## CONSIGNA
Imprime íntegro el texto del ejercicio sin cambiar ni una palabra.

## TEXTO DEL EJERCICIO
====

De nuevo pensaron que no saldría adelante, pero salió. Se casó con mi abuela, de la que ya era novio cuando marchó a Rusia. Ella le había pedido que no volviera ni ciego, ni manco. Y cumplió su promesa. Luego tuvo tres hijos y, lejos de considerarse un inválido, pasó su vida trabajando y conducía, cazaba, montaba a caballo y hasta nadaba. Siempre fue en muletas, y nunca jamás, ni cuando estuvo más grave en los días previos a su muerte, con 73 y años y un cáncer terrible, aceptó la silla de ruedas. Y tengo mil historias más sobre este abuelo mío tan bravo, pero ya las contaré otro día.

====

## DATOS REGISTRADOS
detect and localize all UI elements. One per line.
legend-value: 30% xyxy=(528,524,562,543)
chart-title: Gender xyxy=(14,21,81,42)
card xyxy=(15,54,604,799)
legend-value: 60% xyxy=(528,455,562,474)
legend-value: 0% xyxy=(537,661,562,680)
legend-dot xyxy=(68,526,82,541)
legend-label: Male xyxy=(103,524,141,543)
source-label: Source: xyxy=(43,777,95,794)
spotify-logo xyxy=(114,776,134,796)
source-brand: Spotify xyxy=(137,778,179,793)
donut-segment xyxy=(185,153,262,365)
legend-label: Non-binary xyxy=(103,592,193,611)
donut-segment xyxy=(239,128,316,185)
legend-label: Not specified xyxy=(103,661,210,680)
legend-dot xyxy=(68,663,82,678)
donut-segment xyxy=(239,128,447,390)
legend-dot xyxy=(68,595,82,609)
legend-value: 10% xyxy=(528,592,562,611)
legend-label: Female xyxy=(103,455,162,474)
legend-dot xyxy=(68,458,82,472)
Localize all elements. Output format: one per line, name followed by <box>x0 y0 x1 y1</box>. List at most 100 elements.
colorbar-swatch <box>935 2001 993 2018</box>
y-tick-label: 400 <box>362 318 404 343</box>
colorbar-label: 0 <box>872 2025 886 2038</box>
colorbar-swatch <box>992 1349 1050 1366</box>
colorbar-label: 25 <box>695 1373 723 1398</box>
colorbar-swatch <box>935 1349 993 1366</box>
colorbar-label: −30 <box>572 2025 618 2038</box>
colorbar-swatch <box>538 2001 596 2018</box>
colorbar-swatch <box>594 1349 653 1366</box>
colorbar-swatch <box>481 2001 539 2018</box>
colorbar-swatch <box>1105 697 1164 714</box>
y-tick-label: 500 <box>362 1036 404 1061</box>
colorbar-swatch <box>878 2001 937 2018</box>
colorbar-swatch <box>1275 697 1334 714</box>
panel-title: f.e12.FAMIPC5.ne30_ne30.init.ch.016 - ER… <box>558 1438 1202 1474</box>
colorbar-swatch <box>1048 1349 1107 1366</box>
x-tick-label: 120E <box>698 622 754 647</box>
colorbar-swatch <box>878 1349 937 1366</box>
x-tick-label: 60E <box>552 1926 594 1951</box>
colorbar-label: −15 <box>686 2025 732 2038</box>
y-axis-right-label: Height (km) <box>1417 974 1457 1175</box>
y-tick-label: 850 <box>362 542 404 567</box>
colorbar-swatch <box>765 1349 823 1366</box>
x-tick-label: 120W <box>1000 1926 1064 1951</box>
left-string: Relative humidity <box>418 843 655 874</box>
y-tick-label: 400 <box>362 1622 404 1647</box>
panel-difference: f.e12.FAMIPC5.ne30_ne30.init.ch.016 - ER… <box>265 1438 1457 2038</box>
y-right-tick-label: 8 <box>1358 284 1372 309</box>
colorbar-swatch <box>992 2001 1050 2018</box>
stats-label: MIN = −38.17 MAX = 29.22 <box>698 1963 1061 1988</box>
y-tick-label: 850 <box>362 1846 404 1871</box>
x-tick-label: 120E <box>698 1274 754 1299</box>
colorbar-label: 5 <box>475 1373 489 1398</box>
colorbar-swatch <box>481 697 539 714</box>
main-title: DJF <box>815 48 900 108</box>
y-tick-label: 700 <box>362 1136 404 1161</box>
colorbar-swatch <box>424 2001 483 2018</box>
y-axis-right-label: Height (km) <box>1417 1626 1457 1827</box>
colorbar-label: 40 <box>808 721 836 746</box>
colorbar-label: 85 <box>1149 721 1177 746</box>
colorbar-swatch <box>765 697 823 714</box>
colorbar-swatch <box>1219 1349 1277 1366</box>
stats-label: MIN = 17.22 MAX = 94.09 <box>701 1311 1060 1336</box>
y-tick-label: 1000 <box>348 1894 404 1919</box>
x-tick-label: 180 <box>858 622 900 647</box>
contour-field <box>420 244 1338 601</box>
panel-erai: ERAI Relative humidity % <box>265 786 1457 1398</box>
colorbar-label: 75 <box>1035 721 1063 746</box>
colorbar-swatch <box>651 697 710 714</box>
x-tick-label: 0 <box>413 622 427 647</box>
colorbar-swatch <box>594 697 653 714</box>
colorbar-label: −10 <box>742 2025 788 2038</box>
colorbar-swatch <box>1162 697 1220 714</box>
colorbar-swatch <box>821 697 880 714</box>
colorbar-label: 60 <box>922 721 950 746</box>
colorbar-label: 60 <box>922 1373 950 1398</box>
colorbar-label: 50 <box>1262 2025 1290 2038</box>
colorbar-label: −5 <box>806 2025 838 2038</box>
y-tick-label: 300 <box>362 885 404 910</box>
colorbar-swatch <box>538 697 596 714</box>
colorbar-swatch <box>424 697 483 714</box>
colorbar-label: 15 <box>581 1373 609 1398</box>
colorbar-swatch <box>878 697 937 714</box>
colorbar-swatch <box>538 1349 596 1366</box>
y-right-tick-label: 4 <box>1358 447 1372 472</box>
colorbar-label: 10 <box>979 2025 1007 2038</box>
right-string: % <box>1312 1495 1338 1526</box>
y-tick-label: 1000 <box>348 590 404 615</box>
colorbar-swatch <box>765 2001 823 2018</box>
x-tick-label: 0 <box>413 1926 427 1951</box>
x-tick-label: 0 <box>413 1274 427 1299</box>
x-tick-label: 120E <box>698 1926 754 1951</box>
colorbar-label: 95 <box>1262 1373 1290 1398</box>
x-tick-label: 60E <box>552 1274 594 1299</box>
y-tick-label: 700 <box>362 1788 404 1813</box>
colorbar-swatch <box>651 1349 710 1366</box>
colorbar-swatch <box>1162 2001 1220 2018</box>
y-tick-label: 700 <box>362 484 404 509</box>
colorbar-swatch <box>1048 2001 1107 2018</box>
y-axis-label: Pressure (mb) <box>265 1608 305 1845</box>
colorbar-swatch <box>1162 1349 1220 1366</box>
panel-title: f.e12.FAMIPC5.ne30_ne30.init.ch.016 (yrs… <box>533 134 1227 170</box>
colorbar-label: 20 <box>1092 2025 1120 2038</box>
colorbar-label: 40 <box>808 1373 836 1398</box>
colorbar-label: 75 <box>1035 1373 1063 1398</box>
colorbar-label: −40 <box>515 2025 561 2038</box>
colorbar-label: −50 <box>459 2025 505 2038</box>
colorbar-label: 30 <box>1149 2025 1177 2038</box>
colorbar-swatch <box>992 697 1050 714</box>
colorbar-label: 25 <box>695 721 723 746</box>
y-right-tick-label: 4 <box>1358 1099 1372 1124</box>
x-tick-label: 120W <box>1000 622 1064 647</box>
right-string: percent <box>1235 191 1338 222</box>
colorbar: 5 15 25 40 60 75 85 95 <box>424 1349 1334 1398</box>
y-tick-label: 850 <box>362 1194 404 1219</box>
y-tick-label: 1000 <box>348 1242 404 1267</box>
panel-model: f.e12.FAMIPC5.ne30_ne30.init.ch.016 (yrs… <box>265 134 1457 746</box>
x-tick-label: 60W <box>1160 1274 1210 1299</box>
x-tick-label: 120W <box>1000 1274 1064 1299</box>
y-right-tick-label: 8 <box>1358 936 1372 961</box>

====

## RESULTADO
De nuevo pensaron que no saldría adelante, pero salió. Se casó con mi abuela, de la que ya era novio cuando marchó a Rusia. Ella le había pedido que no volviera ni ciego, ni manco. Y cumplió su promesa. Luego tuvo tres hijos y, lejos de considerarse un inválido, pasó su vida trabajando y conducía, cazaba, montaba a caballo y hasta nadaba. Siempre fue en muletas, y nunca jamás, ni cuando estuvo más grave en los días previos a su muerte, con 73 y años y un cáncer terrible, aceptó la silla de ruedas. Y tengo mil historias más sobre este abuelo mío tan bravo, pero ya las contaré otro día.